## Work required
Find the lines that contain the word "panel" and copy each one.

(Excerpt from a dataset)
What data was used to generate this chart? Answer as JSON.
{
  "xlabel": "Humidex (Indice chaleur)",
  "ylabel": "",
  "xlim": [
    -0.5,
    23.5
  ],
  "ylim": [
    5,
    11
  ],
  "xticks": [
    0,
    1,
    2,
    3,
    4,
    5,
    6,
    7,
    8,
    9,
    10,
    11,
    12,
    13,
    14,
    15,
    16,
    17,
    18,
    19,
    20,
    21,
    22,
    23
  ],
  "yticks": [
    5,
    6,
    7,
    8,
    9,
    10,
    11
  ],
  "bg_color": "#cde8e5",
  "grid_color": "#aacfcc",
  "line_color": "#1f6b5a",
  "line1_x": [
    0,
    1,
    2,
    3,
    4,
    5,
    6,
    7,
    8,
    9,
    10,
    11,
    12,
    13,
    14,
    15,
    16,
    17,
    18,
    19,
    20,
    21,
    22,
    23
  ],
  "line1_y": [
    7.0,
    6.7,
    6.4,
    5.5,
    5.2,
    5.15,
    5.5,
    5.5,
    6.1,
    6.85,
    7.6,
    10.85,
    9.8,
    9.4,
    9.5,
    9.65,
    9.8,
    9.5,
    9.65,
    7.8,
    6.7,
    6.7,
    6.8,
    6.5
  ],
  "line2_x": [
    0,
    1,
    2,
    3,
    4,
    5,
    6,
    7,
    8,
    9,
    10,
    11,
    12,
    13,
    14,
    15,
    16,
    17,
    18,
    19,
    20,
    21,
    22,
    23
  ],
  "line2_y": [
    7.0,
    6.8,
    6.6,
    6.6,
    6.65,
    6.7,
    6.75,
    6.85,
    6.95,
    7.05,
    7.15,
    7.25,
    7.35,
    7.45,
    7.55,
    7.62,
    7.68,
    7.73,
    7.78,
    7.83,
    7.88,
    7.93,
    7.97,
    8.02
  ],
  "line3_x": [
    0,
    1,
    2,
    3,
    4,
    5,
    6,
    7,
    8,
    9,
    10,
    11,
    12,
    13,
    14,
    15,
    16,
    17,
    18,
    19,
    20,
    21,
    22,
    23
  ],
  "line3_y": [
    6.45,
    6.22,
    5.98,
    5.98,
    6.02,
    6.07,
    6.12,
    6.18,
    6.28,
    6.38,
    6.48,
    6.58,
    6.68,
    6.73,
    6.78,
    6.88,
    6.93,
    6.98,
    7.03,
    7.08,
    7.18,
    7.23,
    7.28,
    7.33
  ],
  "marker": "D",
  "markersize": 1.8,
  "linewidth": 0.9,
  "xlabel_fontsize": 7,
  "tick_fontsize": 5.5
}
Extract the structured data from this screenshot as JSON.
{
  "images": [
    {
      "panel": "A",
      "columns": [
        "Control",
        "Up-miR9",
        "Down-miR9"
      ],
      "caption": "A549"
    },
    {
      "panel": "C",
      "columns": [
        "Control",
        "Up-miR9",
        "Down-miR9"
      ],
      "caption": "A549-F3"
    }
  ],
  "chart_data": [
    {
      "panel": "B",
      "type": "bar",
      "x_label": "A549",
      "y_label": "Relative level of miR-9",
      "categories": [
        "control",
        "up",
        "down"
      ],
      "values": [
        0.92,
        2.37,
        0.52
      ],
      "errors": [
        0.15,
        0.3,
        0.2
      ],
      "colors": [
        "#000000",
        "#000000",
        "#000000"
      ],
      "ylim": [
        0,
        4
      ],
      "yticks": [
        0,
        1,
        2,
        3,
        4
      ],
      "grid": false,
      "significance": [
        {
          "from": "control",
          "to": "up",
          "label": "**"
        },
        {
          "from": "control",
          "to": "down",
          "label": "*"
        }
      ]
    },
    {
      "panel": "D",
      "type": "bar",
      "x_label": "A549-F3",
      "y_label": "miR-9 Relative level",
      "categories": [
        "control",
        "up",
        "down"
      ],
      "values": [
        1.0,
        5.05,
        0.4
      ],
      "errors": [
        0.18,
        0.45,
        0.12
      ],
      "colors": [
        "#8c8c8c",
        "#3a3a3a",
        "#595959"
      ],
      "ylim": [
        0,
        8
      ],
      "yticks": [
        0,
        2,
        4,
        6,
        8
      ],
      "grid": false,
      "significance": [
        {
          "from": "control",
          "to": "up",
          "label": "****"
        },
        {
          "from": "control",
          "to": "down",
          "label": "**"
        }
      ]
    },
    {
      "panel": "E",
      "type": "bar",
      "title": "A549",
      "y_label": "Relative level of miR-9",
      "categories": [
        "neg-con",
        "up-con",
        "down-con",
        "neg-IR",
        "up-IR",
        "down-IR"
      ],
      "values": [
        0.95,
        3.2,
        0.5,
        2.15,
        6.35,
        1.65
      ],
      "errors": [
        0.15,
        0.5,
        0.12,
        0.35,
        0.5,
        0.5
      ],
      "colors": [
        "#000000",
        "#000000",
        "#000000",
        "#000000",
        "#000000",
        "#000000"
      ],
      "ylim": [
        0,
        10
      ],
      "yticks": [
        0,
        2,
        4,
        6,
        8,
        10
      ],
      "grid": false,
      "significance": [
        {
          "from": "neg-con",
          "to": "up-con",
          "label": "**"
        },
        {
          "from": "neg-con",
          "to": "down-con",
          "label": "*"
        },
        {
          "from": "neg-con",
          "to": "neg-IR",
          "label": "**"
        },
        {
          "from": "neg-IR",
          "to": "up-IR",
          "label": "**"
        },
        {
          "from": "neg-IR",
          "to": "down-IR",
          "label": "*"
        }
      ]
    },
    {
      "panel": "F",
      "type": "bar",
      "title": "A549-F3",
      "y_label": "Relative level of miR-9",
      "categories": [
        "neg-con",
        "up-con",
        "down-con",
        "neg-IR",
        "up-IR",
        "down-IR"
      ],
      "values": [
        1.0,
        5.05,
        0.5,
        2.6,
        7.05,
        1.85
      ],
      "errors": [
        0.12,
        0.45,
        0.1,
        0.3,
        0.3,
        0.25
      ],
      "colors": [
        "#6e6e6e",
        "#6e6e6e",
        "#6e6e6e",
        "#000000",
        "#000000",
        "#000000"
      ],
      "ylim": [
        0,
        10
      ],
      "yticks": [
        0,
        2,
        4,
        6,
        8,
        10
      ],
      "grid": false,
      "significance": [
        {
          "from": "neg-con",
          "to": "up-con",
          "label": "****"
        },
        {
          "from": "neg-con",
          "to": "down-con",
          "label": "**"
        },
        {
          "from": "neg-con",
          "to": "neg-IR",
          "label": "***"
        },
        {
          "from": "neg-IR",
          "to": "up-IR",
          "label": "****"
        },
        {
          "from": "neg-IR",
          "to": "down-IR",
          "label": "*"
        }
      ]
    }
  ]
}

---

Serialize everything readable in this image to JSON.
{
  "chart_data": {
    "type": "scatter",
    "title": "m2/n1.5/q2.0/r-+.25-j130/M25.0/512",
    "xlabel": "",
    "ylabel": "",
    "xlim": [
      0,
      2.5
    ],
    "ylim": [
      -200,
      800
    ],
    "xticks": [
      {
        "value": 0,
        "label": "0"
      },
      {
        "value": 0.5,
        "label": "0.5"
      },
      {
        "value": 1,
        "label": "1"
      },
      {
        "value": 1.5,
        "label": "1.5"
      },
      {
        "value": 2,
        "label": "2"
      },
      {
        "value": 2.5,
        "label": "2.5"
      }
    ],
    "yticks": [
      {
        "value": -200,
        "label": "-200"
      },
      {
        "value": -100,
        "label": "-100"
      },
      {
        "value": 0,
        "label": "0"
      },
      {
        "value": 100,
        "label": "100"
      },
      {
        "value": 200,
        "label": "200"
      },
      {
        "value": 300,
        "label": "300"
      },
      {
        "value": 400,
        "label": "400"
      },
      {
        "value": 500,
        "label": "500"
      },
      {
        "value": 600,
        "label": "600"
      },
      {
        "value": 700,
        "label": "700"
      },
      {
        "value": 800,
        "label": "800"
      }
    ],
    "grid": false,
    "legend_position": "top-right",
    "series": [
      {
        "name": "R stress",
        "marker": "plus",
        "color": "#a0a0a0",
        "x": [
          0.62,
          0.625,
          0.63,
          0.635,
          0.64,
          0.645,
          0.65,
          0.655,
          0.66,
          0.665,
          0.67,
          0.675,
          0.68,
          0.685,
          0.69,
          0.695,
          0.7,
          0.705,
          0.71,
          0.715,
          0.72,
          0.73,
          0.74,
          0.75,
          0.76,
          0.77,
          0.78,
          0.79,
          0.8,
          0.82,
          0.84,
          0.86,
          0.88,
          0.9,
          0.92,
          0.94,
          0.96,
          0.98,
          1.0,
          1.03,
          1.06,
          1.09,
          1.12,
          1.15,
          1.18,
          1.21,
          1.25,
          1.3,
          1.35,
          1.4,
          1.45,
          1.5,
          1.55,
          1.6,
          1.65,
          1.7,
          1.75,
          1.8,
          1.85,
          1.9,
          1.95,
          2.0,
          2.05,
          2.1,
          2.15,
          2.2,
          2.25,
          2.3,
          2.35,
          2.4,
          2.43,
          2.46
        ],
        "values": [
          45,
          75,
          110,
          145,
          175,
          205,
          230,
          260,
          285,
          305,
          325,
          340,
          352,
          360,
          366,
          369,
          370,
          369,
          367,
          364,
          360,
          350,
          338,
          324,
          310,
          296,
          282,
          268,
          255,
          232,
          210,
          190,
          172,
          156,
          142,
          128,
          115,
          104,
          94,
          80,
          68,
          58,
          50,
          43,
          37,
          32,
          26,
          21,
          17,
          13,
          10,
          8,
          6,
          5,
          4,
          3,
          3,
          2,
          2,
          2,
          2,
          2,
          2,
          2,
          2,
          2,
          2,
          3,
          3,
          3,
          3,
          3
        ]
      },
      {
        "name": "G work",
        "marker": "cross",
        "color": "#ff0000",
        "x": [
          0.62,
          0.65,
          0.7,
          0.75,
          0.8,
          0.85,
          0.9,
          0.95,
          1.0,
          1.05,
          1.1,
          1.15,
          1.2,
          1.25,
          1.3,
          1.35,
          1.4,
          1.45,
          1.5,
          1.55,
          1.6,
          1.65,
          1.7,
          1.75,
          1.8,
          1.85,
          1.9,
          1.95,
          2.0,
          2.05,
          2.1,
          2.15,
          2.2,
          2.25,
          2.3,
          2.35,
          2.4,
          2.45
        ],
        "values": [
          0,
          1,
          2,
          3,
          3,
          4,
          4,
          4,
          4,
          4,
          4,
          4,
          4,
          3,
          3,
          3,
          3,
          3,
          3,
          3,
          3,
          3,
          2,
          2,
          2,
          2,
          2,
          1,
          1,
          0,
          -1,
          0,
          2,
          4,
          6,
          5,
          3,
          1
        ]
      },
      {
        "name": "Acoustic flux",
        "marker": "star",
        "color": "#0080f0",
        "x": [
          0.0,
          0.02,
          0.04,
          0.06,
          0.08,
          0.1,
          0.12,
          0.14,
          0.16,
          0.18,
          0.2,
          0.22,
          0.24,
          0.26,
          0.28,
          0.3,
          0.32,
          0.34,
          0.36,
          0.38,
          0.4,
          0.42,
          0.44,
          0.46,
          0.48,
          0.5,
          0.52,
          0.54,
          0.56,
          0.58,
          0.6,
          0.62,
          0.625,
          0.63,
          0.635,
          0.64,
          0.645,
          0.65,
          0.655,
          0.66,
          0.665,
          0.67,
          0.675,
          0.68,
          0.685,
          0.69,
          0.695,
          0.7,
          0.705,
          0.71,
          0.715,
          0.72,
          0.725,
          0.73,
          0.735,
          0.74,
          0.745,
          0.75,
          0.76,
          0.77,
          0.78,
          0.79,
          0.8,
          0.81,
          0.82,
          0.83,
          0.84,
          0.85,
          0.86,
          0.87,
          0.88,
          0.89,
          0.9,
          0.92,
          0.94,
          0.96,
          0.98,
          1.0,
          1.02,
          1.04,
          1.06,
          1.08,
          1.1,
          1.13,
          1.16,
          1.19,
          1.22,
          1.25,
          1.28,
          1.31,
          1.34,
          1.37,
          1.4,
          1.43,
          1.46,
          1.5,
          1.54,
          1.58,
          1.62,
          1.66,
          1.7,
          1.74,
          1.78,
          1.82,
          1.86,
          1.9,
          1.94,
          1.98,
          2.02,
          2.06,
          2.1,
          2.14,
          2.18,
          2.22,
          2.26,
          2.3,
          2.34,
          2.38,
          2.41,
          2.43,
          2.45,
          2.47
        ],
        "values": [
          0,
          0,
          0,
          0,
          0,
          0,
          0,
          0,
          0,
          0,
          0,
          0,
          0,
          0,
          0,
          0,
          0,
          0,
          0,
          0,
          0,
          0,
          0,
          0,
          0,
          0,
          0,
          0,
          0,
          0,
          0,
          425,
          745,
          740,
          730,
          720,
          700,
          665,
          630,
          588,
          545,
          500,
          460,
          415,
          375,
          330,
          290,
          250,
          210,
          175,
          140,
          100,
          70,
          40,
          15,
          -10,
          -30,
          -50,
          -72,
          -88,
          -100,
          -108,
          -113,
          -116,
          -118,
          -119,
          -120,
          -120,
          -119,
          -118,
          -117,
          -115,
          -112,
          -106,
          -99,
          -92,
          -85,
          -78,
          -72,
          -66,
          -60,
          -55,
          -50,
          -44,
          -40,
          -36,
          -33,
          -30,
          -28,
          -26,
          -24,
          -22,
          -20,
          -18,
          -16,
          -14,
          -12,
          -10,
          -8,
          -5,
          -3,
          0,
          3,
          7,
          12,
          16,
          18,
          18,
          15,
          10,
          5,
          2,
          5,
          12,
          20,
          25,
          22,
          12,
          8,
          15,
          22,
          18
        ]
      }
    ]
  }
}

## Answer to this exercise
      "panel": "A",
      "panel": "C",
      "panel": "B",
      "panel": "D",
      "panel": "E",
      "panel": "F",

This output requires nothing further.